Saved data entries:
::::

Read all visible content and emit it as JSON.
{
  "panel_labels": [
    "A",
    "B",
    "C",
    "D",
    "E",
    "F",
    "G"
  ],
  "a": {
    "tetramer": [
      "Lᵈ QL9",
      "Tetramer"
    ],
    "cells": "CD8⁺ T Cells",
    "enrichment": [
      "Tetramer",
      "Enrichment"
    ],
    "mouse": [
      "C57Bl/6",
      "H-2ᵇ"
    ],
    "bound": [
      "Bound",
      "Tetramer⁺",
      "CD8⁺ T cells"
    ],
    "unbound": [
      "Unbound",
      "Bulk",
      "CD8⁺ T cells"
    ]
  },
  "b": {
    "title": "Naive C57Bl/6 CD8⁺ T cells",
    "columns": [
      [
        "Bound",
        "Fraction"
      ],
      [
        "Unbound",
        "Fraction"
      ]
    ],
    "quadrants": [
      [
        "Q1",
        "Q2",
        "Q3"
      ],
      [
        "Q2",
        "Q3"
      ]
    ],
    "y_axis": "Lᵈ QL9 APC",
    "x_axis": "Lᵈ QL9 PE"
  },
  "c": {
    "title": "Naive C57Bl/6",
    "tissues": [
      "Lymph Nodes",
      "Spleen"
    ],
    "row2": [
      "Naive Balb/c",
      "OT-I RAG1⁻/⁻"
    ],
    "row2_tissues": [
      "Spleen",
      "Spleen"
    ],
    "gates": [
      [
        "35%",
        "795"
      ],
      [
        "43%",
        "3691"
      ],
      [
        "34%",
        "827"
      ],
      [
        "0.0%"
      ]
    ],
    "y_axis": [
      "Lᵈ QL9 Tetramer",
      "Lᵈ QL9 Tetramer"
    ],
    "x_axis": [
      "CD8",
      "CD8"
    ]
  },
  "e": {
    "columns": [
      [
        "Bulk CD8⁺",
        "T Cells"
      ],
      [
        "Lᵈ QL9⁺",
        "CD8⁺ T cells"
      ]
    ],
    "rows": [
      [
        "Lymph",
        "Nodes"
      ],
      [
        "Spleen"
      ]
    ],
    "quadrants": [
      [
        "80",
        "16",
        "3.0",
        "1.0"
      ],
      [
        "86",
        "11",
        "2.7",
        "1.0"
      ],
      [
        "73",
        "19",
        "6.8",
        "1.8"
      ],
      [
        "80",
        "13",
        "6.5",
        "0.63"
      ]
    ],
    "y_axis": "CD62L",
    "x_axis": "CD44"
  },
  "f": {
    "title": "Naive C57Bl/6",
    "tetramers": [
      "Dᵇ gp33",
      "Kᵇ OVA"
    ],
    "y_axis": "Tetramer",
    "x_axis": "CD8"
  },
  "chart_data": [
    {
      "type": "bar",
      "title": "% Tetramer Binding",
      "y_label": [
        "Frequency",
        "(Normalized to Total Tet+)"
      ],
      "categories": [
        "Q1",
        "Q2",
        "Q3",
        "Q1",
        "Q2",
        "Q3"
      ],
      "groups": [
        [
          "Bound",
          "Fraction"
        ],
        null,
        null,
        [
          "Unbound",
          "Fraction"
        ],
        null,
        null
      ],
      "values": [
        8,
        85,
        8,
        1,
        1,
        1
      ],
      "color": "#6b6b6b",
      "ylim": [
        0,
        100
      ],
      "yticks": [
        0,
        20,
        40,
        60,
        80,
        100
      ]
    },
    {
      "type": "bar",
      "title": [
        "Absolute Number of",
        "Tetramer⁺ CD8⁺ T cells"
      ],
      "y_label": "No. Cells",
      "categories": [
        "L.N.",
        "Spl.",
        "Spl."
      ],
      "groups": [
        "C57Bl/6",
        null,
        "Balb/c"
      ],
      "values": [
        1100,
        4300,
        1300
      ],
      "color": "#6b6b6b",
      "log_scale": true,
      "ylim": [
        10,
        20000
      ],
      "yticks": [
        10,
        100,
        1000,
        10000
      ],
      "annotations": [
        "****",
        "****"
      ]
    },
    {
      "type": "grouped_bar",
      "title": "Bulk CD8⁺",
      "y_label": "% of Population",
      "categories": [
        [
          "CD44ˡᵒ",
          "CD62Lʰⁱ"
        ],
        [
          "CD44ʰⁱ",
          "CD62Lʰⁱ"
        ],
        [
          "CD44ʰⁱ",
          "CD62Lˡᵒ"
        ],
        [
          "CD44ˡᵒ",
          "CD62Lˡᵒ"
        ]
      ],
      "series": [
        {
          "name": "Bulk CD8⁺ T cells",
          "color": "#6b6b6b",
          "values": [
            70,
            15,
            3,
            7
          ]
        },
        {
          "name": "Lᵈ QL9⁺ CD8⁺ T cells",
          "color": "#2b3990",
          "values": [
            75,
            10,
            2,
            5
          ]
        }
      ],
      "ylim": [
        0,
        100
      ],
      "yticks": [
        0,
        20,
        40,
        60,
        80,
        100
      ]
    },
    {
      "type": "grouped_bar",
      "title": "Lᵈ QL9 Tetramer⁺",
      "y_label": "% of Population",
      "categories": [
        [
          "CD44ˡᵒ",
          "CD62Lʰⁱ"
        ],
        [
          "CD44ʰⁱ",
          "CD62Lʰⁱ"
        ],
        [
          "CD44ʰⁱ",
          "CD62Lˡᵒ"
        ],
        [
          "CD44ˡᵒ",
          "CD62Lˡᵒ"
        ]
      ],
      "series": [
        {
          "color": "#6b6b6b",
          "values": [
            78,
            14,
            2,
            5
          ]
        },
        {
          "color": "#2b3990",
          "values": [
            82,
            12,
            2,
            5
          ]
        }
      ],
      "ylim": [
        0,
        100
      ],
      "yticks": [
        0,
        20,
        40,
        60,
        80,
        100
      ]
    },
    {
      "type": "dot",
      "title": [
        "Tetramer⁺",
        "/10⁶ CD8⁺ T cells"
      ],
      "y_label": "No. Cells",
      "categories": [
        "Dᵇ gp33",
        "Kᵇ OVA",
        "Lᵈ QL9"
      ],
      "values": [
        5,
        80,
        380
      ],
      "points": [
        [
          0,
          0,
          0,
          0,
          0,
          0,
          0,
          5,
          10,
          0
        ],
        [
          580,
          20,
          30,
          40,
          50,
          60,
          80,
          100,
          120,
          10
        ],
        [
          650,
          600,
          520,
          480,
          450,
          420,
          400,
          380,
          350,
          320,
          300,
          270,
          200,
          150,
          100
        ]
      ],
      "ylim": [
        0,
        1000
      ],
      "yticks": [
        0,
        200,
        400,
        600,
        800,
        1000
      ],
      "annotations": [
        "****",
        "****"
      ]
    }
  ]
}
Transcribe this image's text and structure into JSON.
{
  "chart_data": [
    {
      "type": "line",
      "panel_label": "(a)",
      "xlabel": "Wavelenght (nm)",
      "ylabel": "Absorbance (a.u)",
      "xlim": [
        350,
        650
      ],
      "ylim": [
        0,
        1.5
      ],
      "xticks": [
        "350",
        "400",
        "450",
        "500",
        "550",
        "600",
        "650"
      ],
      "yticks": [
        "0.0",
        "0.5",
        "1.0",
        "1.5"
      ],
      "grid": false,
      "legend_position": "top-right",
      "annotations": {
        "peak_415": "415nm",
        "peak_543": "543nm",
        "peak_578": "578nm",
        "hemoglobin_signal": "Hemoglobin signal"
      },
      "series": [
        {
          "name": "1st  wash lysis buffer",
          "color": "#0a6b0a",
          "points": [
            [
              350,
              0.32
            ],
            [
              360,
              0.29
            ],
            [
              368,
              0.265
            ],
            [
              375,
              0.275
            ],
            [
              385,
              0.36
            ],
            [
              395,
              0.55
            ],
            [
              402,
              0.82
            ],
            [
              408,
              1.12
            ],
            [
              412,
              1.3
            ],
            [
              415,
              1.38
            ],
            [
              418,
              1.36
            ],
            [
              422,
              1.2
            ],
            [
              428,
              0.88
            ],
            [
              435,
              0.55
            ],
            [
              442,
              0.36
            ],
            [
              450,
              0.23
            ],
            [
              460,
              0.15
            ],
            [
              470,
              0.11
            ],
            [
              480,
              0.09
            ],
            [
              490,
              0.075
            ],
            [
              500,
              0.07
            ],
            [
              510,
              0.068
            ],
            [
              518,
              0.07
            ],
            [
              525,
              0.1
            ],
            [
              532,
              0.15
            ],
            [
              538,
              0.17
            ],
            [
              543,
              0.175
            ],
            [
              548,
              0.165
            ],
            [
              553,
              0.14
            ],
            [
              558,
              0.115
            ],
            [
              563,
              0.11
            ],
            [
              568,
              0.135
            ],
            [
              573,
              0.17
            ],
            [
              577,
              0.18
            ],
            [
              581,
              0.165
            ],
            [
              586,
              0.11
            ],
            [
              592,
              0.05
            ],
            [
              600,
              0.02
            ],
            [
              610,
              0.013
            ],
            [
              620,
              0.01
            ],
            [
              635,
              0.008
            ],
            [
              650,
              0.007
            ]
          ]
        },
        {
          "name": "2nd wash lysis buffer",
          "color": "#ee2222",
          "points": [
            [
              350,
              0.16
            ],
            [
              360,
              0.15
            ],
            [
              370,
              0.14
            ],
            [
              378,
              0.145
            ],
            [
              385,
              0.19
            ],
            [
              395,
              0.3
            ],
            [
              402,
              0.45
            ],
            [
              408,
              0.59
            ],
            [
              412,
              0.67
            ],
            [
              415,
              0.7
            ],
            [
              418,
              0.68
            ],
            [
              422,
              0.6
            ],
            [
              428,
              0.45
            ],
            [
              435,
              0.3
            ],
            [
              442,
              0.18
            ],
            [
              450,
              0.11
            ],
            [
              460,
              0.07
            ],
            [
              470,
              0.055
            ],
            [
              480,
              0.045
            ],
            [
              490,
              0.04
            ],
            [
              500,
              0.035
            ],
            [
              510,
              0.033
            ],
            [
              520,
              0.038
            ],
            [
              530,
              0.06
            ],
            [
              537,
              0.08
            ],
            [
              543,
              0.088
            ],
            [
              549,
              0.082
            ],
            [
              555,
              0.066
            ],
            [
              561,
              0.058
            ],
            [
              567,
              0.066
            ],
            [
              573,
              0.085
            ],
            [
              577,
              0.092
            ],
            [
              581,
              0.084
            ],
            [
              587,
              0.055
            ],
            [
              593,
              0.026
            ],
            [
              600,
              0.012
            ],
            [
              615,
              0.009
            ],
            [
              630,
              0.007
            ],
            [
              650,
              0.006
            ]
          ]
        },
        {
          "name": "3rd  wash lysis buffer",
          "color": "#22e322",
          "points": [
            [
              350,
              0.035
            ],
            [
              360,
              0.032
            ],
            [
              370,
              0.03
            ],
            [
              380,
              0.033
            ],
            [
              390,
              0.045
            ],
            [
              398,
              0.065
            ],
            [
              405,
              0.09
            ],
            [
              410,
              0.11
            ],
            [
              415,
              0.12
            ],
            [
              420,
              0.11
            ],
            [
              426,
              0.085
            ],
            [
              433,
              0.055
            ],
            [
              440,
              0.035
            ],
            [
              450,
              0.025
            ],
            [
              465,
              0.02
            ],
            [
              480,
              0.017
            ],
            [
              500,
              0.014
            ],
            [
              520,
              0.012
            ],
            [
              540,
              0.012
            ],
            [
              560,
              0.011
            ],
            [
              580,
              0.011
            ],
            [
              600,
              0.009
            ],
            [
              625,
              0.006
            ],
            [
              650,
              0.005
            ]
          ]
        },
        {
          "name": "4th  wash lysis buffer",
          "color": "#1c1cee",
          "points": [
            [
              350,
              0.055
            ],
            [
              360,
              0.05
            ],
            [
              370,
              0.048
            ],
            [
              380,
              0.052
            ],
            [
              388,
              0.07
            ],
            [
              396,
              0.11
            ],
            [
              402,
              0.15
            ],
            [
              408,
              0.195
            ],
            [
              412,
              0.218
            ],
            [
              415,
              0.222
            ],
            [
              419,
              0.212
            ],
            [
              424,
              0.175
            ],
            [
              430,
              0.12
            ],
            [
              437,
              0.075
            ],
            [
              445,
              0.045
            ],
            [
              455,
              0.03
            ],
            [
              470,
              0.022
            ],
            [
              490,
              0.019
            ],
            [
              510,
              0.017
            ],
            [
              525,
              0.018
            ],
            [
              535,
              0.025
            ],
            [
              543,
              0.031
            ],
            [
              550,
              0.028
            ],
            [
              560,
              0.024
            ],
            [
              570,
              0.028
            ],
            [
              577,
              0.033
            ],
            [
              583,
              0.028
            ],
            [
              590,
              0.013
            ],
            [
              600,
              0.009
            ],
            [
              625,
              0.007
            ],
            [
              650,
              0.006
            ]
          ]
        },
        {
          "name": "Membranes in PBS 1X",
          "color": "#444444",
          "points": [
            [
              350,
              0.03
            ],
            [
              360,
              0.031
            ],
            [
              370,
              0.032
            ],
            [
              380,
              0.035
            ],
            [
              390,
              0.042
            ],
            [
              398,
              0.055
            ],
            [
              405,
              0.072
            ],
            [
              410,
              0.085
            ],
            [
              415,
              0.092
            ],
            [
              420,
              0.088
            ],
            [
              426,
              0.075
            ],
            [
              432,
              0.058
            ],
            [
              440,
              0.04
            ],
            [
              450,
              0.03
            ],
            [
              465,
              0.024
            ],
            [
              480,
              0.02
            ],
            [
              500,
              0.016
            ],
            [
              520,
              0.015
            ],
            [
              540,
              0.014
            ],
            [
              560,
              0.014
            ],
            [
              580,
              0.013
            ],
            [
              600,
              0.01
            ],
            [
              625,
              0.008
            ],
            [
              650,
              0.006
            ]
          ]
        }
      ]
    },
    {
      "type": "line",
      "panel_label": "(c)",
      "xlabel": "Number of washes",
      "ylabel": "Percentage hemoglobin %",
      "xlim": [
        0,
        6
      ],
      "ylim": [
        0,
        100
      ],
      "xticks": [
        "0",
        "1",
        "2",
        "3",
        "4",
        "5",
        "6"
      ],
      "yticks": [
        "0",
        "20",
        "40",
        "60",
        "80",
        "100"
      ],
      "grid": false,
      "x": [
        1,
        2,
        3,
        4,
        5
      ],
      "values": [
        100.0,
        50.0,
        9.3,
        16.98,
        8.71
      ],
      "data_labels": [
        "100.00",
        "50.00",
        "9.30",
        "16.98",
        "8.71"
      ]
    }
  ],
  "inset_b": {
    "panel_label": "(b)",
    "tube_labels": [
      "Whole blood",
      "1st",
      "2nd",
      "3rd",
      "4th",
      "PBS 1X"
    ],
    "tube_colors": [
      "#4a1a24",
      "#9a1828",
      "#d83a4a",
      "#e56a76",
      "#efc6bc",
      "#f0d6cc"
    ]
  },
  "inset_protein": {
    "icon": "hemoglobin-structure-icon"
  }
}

::::

Within the data above, find the lines that contain the word "JSON" and copy each of them.

Read all visible content and emit it as JSON.
Transcribe this image's text and structure into JSON.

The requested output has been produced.